Task instructions:
Transcribe all the records with complete accuracy.

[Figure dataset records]
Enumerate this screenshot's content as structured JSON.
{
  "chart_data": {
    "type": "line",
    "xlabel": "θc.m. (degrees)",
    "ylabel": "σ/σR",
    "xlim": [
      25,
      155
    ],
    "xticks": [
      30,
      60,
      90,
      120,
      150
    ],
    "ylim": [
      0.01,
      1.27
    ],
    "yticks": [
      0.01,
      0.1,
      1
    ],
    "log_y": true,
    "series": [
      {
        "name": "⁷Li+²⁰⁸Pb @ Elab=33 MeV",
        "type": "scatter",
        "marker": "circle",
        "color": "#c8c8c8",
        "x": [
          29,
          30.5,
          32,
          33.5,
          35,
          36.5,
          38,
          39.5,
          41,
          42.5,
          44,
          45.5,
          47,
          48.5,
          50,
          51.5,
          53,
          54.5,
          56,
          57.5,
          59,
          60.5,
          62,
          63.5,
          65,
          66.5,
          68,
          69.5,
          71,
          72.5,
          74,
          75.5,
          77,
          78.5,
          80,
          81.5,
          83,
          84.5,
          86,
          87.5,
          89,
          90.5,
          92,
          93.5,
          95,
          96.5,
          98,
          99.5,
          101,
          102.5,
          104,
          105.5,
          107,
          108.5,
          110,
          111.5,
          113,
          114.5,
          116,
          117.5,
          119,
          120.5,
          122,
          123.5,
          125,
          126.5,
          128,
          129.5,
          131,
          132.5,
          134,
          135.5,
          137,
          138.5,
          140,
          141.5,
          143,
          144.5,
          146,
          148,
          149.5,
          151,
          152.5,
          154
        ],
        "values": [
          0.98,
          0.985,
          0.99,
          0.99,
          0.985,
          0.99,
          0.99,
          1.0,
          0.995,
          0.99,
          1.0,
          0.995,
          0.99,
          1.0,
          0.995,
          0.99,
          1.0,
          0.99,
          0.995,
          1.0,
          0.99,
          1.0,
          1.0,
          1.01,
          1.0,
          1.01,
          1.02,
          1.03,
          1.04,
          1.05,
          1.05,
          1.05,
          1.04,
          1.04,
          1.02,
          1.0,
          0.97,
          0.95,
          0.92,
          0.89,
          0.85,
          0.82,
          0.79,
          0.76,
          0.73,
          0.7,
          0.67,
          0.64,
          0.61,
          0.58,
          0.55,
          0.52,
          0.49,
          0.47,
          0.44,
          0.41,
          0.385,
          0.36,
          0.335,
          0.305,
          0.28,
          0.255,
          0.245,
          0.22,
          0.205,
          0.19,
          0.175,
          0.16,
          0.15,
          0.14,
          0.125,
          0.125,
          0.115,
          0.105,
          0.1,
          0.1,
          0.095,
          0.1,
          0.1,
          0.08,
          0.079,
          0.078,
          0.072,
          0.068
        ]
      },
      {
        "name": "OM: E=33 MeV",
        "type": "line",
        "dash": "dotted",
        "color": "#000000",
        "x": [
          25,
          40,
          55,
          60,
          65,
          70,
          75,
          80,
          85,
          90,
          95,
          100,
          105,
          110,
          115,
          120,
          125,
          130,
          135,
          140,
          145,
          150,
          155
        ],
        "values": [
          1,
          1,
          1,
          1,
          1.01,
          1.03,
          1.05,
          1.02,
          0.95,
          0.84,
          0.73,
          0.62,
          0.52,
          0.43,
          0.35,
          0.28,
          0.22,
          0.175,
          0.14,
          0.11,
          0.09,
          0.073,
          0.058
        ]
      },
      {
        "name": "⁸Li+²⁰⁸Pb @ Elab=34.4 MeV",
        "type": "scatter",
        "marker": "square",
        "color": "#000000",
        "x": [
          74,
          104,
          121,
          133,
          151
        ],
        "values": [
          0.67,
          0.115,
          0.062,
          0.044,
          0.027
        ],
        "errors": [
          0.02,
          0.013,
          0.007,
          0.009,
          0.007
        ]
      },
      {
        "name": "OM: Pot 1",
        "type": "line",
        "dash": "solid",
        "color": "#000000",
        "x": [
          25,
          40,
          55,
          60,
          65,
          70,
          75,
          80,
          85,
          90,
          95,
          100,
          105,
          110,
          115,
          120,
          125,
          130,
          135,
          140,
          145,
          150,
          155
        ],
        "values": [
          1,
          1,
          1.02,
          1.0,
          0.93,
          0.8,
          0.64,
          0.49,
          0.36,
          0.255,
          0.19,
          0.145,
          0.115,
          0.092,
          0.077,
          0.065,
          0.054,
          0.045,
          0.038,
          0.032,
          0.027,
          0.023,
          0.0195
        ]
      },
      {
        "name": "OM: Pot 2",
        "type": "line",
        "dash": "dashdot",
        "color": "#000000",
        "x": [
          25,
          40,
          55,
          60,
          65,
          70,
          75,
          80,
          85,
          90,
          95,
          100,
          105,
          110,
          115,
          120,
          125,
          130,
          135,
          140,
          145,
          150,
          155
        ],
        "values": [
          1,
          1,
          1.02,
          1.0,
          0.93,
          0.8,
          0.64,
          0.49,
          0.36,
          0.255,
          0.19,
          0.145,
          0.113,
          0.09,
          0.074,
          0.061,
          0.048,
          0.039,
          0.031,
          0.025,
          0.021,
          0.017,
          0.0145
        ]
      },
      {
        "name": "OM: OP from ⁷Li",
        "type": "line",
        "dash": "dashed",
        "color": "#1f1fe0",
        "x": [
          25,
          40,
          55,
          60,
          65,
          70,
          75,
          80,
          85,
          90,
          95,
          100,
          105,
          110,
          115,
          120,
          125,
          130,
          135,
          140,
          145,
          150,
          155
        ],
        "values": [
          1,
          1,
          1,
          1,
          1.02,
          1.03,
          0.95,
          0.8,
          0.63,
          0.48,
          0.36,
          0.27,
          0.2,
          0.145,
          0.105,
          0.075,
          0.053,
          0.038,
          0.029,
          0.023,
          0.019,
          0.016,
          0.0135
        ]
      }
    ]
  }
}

Solution to the exercise:
Enumerate this screenshot's content as structured JSON.
{
  "chart_data": {
    "type": "line",
    "xlabel": "θc.m. (degrees)",
    "ylabel": "σ/σR",
    "xlim": [
      25,
      155
    ],
    "xticks": [
      30,
      60,
      90,
      120,
      150
    ],
    "ylim": [
      0.01,
      1.27
    ],
    "yticks": [
      0.01,
      0.1,
      1
    ],
    "log_y": true,
    "series": [
      {
        "name": "⁷Li+²⁰⁸Pb @ Elab=33 MeV",
        "type": "scatter",
        "marker": "circle",
        "color": "#c8c8c8",
        "x": [
          29,
          30.5,
          32,
          33.5,
          35,
          36.5,
          38,
          39.5,
          41,
          42.5,
          44,
          45.5,
          47,
          48.5,
          50,
          51.5,
          53,
          54.5,
          56,
          57.5,
          59,
          60.5,
          62,
          63.5,
          65,
          66.5,
          68,
          69.5,
          71,
          72.5,
          74,
          75.5,
          77,
          78.5,
          80,
          81.5,
          83,
          84.5,
          86,
          87.5,
          89,
          90.5,
          92,
          93.5,
          95,
          96.5,
          98,
          99.5,
          101,
          102.5,
          104,
          105.5,
          107,
          108.5,
          110,
          111.5,
          113,
          114.5,
          116,
          117.5,
          119,
          120.5,
          122,
          123.5,
          125,
          126.5,
          128,
          129.5,
          131,
          132.5,
          134,
          135.5,
          137,
          138.5,
          140,
          141.5,
          143,
          144.5,
          146,
          148,
          149.5,
          151,
          152.5,
          154
        ],
        "values": [
          0.98,
          0.985,
          0.99,
          0.99,
          0.985,
          0.99,
          0.99,
          1.0,
          0.995,
          0.99,
          1.0,
          0.995,
          0.99,
          1.0,
          0.995,
          0.99,
          1.0,
          0.99,
          0.995,
          1.0,
          0.99,
          1.0,
          1.0,
          1.01,
          1.0,
          1.01,
          1.02,
          1.03,
          1.04,
          1.05,
          1.05,
          1.05,
          1.04,
          1.04,
          1.02,
          1.0,
          0.97,
          0.95,
          0.92,
          0.89,
          0.85,
          0.82,
          0.79,
          0.76,
          0.73,
          0.7,
          0.67,
          0.64,
          0.61,
          0.58,
          0.55,
          0.52,
          0.49,
          0.47,
          0.44,
          0.41,
          0.385,
          0.36,
          0.335,
          0.305,
          0.28,
          0.255,
          0.245,
          0.22,
          0.205,
          0.19,
          0.175,
          0.16,
          0.15,
          0.14,
          0.125,
          0.125,
          0.115,
          0.105,
          0.1,
          0.1,
          0.095,
          0.1,
          0.1,
          0.08,
          0.079,
          0.078,
          0.072,
          0.068
        ]
      },
      {
        "name": "OM: E=33 MeV",
        "type": "line",
        "dash": "dotted",
        "color": "#000000",
        "x": [
          25,
          40,
          55,
          60,
          65,
          70,
          75,
          80,
          85,
          90,
          95,
          100,
          105,
          110,
          115,
          120,
          125,
          130,
          135,
          140,
          145,
          150,
          155
        ],
        "values": [
          1,
          1,
          1,
          1,
          1.01,
          1.03,
          1.05,
          1.02,
          0.95,
          0.84,
          0.73,
          0.62,
          0.52,
          0.43,
          0.35,
          0.28,
          0.22,
          0.175,
          0.14,
          0.11,
          0.09,
          0.073,
          0.058
        ]
      },
      {
        "name": "⁸Li+²⁰⁸Pb @ Elab=34.4 MeV",
        "type": "scatter",
        "marker": "square",
        "color": "#000000",
        "x": [
          74,
          104,
          121,
          133,
          151
        ],
        "values": [
          0.67,
          0.115,
          0.062,
          0.044,
          0.027
        ],
        "errors": [
          0.02,
          0.013,
          0.007,
          0.009,
          0.007
        ]
      },
      {
        "name": "OM: Pot 1",
        "type": "line",
        "dash": "solid",
        "color": "#000000",
        "x": [
          25,
          40,
          55,
          60,
          65,
          70,
          75,
          80,
          85,
          90,
          95,
          100,
          105,
          110,
          115,
          120,
          125,
          130,
          135,
          140,
          145,
          150,
          155
        ],
        "values": [
          1,
          1,
          1.02,
          1.0,
          0.93,
          0.8,
          0.64,
          0.49,
          0.36,
          0.255,
          0.19,
          0.145,
          0.115,
          0.092,
          0.077,
          0.065,
          0.054,
          0.045,
          0.038,
          0.032,
          0.027,
          0.023,
          0.0195
        ]
      },
      {
        "name": "OM: Pot 2",
        "type": "line",
        "dash": "dashdot",
        "color": "#000000",
        "x": [
          25,
          40,
          55,
          60,
          65,
          70,
          75,
          80,
          85,
          90,
          95,
          100,
          105,
          110,
          115,
          120,
          125,
          130,
          135,
          140,
          145,
          150,
          155
        ],
        "values": [
          1,
          1,
          1.02,
          1.0,
          0.93,
          0.8,
          0.64,
          0.49,
          0.36,
          0.255,
          0.19,
          0.145,
          0.113,
          0.09,
          0.074,
          0.061,
          0.048,
          0.039,
          0.031,
          0.025,
          0.021,
          0.017,
          0.0145
        ]
      },
      {
        "name": "OM: OP from ⁷Li",
        "type": "line",
        "dash": "dashed",
        "color": "#1f1fe0",
        "x": [
          25,
          40,
          55,
          60,
          65,
          70,
          75,
          80,
          85,
          90,
          95,
          100,
          105,
          110,
          115,
          120,
          125,
          130,
          135,
          140,
          145,
          150,
          155
        ],
        "values": [
          1,
          1,
          1,
          1,
          1.02,
          1.03,
          0.95,
          0.8,
          0.63,
          0.48,
          0.36,
          0.27,
          0.2,
          0.145,
          0.105,
          0.075,
          0.053,
          0.038,
          0.029,
          0.023,
          0.019,
          0.016,
          0.0135
        ]
      }
    ]
  }
}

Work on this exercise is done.